» Material:
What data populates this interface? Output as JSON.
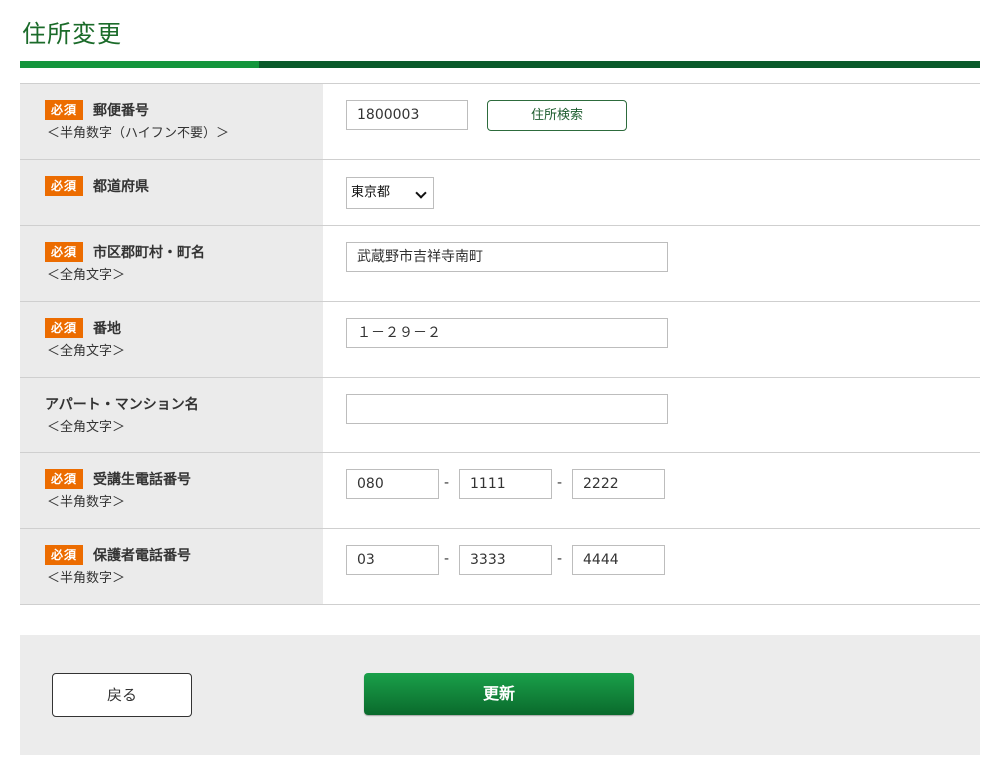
{
  "page_title": "住所変更",
  "required_badge": "必須",
  "fields": {
    "postal": {
      "label": "郵便番号",
      "note": "＜半角数字（ハイフン不要）＞",
      "value": "1800003",
      "search_label": "住所検索"
    },
    "prefecture": {
      "label": "都道府県",
      "value": "東京都"
    },
    "city": {
      "label": "市区郡町村・町名",
      "note": "＜全角文字＞",
      "value": "武蔵野市吉祥寺南町"
    },
    "block": {
      "label": "番地",
      "note": "＜全角文字＞",
      "value": "１－２９－２"
    },
    "building": {
      "label": "アパート・マンション名",
      "note": "＜全角文字＞",
      "value": ""
    },
    "student_phone": {
      "label": "受講生電話番号",
      "note": "＜半角数字＞",
      "part1": "080",
      "part2": "1111",
      "part3": "2222"
    },
    "guardian_phone": {
      "label": "保護者電話番号",
      "note": "＜半角数字＞",
      "part1": "03",
      "part2": "3333",
      "part3": "4444"
    }
  },
  "separator": "-",
  "buttons": {
    "back": "戻る",
    "update": "更新"
  },
  "colors": {
    "title": "#1b6b2a",
    "title_bar": "#0a5a2a",
    "title_bar_accent": "#14963c",
    "required_badge": "#ec6c00",
    "update_button": "#0f8a3a"
  },
  "icons": {
    "select_arrow": "chevron-down-icon"
  }
}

» Objective:
Transcribe every record above exactly as written, leaving out any pictures.

» Task result:
What data populates this interface? Output as JSON.
{
  "page_title": "住所変更",
  "required_badge": "必須",
  "fields": {
    "postal": {
      "label": "郵便番号",
      "note": "＜半角数字（ハイフン不要）＞",
      "value": "1800003",
      "search_label": "住所検索"
    },
    "prefecture": {
      "label": "都道府県",
      "value": "東京都"
    },
    "city": {
      "label": "市区郡町村・町名",
      "note": "＜全角文字＞",
      "value": "武蔵野市吉祥寺南町"
    },
    "block": {
      "label": "番地",
      "note": "＜全角文字＞",
      "value": "１－２９－２"
    },
    "building": {
      "label": "アパート・マンション名",
      "note": "＜全角文字＞",
      "value": ""
    },
    "student_phone": {
      "label": "受講生電話番号",
      "note": "＜半角数字＞",
      "part1": "080",
      "part2": "1111",
      "part3": "2222"
    },
    "guardian_phone": {
      "label": "保護者電話番号",
      "note": "＜半角数字＞",
      "part1": "03",
      "part2": "3333",
      "part3": "4444"
    }
  },
  "separator": "-",
  "buttons": {
    "back": "戻る",
    "update": "更新"
  },
  "colors": {
    "title": "#1b6b2a",
    "title_bar": "#0a5a2a",
    "title_bar_accent": "#14963c",
    "required_badge": "#ec6c00",
    "update_button": "#0f8a3a"
  },
  "icons": {
    "select_arrow": "chevron-down-icon"
  }
}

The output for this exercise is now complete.